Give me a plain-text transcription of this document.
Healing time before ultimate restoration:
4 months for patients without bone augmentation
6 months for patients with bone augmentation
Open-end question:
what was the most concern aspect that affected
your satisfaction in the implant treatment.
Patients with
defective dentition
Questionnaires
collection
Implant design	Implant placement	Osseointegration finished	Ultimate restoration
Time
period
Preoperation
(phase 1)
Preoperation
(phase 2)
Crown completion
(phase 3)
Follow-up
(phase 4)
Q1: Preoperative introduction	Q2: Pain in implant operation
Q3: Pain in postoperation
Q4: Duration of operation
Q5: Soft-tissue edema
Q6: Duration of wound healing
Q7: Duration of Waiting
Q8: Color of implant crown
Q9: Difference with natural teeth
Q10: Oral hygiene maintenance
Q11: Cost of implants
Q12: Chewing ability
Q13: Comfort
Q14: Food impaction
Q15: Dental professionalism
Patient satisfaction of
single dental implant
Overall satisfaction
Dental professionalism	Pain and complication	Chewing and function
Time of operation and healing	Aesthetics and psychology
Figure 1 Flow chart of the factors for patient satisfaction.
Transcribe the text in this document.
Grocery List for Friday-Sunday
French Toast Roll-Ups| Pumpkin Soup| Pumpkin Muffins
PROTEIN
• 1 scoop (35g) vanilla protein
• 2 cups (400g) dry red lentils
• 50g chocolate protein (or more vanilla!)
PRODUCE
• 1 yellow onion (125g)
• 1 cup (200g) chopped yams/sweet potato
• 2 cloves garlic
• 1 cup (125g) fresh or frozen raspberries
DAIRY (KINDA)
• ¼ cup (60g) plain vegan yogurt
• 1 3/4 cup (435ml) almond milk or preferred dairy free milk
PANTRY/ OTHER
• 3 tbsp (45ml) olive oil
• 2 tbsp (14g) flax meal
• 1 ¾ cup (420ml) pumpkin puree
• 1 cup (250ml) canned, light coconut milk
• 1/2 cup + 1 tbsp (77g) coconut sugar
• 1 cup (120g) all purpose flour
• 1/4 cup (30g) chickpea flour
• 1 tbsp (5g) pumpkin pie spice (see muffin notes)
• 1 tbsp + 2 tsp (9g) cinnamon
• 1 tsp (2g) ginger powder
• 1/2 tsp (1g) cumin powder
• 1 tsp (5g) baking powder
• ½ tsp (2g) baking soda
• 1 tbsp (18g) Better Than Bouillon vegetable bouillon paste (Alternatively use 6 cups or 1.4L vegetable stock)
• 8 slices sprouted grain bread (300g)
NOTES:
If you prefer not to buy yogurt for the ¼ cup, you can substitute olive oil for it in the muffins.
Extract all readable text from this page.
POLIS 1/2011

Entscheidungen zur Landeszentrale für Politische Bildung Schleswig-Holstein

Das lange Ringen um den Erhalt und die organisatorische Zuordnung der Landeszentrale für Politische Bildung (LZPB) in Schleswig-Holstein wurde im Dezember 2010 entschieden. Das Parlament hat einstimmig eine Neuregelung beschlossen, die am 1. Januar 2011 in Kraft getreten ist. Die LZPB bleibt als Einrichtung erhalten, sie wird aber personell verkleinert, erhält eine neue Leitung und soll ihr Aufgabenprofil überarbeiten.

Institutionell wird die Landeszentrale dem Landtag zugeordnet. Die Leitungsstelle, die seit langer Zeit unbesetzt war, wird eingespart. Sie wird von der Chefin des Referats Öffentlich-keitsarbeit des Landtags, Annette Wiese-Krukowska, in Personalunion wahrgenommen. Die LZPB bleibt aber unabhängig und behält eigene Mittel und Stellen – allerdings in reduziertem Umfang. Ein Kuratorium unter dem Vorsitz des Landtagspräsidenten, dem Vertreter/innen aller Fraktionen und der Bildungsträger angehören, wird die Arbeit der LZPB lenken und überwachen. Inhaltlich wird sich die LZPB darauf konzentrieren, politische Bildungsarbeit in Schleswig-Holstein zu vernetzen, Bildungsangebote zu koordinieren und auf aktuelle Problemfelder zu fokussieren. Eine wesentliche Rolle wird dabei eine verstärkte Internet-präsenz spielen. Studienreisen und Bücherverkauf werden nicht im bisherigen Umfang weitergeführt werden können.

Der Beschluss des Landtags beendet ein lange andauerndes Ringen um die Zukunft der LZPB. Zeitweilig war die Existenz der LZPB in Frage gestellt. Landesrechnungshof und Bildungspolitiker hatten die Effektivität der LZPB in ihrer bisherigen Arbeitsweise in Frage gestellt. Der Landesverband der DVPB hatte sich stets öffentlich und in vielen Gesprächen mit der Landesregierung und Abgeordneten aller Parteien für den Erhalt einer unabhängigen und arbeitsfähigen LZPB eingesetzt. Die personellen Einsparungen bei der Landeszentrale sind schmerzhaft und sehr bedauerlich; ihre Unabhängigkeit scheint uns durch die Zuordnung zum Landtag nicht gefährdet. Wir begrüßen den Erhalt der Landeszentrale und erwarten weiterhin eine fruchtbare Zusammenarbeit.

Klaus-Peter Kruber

--- DESCRIPTION OF THE TASK ---
All of the data needs to be repeated exactly.

--- RESPONSE ---
Give me a plain-text transcription of this document.
Healing time before ultimate restoration:
4 months for patients without bone augmentation
6 months for patients with bone augmentation
Open-end question:
what was the most concern aspect that affected
your satisfaction in the implant treatment.
Patients with
defective dentition
Questionnaires
collection
Implant design	Implant placement	Osseointegration finished	Ultimate restoration
Time
period
Preoperation
(phase 1)
Preoperation
(phase 2)
Crown completion
(phase 3)
Follow-up
(phase 4)
Q1: Preoperative introduction	Q2: Pain in implant operation
Q3: Pain in postoperation
Q4: Duration of operation
Q5: Soft-tissue edema
Q6: Duration of wound healing
Q7: Duration of Waiting
Q8: Color of implant crown
Q9: Difference with natural teeth
Q10: Oral hygiene maintenance
Q11: Cost of implants
Q12: Chewing ability
Q13: Comfort
Q14: Food impaction
Q15: Dental professionalism
Patient satisfaction of
single dental implant
Overall satisfaction
Dental professionalism	Pain and complication	Chewing and function
Time of operation and healing	Aesthetics and psychology
Figure 1 Flow chart of the factors for patient satisfaction.
Transcribe the text in this document.
Grocery List for Friday-Sunday
French Toast Roll-Ups| Pumpkin Soup| Pumpkin Muffins
PROTEIN
• 1 scoop (35g) vanilla protein
• 2 cups (400g) dry red lentils
• 50g chocolate protein (or more vanilla!)
PRODUCE
• 1 yellow onion (125g)
• 1 cup (200g) chopped yams/sweet potato
• 2 cloves garlic
• 1 cup (125g) fresh or frozen raspberries
DAIRY (KINDA)
• ¼ cup (60g) plain vegan yogurt
• 1 3/4 cup (435ml) almond milk or preferred dairy free milk
PANTRY/ OTHER
• 3 tbsp (45ml) olive oil
• 2 tbsp (14g) flax meal
• 1 ¾ cup (420ml) pumpkin puree
• 1 cup (250ml) canned, light coconut milk
• 1/2 cup + 1 tbsp (77g) coconut sugar
• 1 cup (120g) all purpose flour
• 1/4 cup (30g) chickpea flour
• 1 tbsp (5g) pumpkin pie spice (see muffin notes)
• 1 tbsp + 2 tsp (9g) cinnamon
• 1 tsp (2g) ginger powder
• 1/2 tsp (1g) cumin powder
• 1 tsp (5g) baking powder
• ½ tsp (2g) baking soda
• 1 tbsp (18g) Better Than Bouillon vegetable bouillon paste (Alternatively use 6 cups or 1.4L vegetable stock)
• 8 slices sprouted grain bread (300g)
NOTES:
If you prefer not to buy yogurt for the ¼ cup, you can substitute olive oil for it in the muffins.
Extract all readable text from this page.
POLIS 1/2011

Entscheidungen zur Landeszentrale für Politische Bildung Schleswig-Holstein

Das lange Ringen um den Erhalt und die organisatorische Zuordnung der Landeszentrale für Politische Bildung (LZPB) in Schleswig-Holstein wurde im Dezember 2010 entschieden. Das Parlament hat einstimmig eine Neuregelung beschlossen, die am 1. Januar 2011 in Kraft getreten ist. Die LZPB bleibt als Einrichtung erhalten, sie wird aber personell verkleinert, erhält eine neue Leitung und soll ihr Aufgabenprofil überarbeiten.

Institutionell wird die Landeszentrale dem Landtag zugeordnet. Die Leitungsstelle, die seit langer Zeit unbesetzt war, wird eingespart. Sie wird von der Chefin des Referats Öffentlich-keitsarbeit des Landtags, Annette Wiese-Krukowska, in Personalunion wahrgenommen. Die LZPB bleibt aber unabhängig und behält eigene Mittel und Stellen – allerdings in reduziertem Umfang. Ein Kuratorium unter dem Vorsitz des Landtagspräsidenten, dem Vertreter/innen aller Fraktionen und der Bildungsträger angehören, wird die Arbeit der LZPB lenken und überwachen. Inhaltlich wird sich die LZPB darauf konzentrieren, politische Bildungsarbeit in Schleswig-Holstein zu vernetzen, Bildungsangebote zu koordinieren und auf aktuelle Problemfelder zu fokussieren. Eine wesentliche Rolle wird dabei eine verstärkte Internet-präsenz spielen. Studienreisen und Bücherverkauf werden nicht im bisherigen Umfang weitergeführt werden können.

Der Beschluss des Landtags beendet ein lange andauerndes Ringen um die Zukunft der LZPB. Zeitweilig war die Existenz der LZPB in Frage gestellt. Landesrechnungshof und Bildungspolitiker hatten die Effektivität der LZPB in ihrer bisherigen Arbeitsweise in Frage gestellt. Der Landesverband der DVPB hatte sich stets öffentlich und in vielen Gesprächen mit der Landesregierung und Abgeordneten aller Parteien für den Erhalt einer unabhängigen und arbeitsfähigen LZPB eingesetzt. Die personellen Einsparungen bei der Landeszentrale sind schmerzhaft und sehr bedauerlich; ihre Unabhängigkeit scheint uns durch die Zuordnung zum Landtag nicht gefährdet. Wir begrüßen den Erhalt der Landeszentrale und erwarten weiterhin eine fruchtbare Zusammenarbeit.

Klaus-Peter Kruber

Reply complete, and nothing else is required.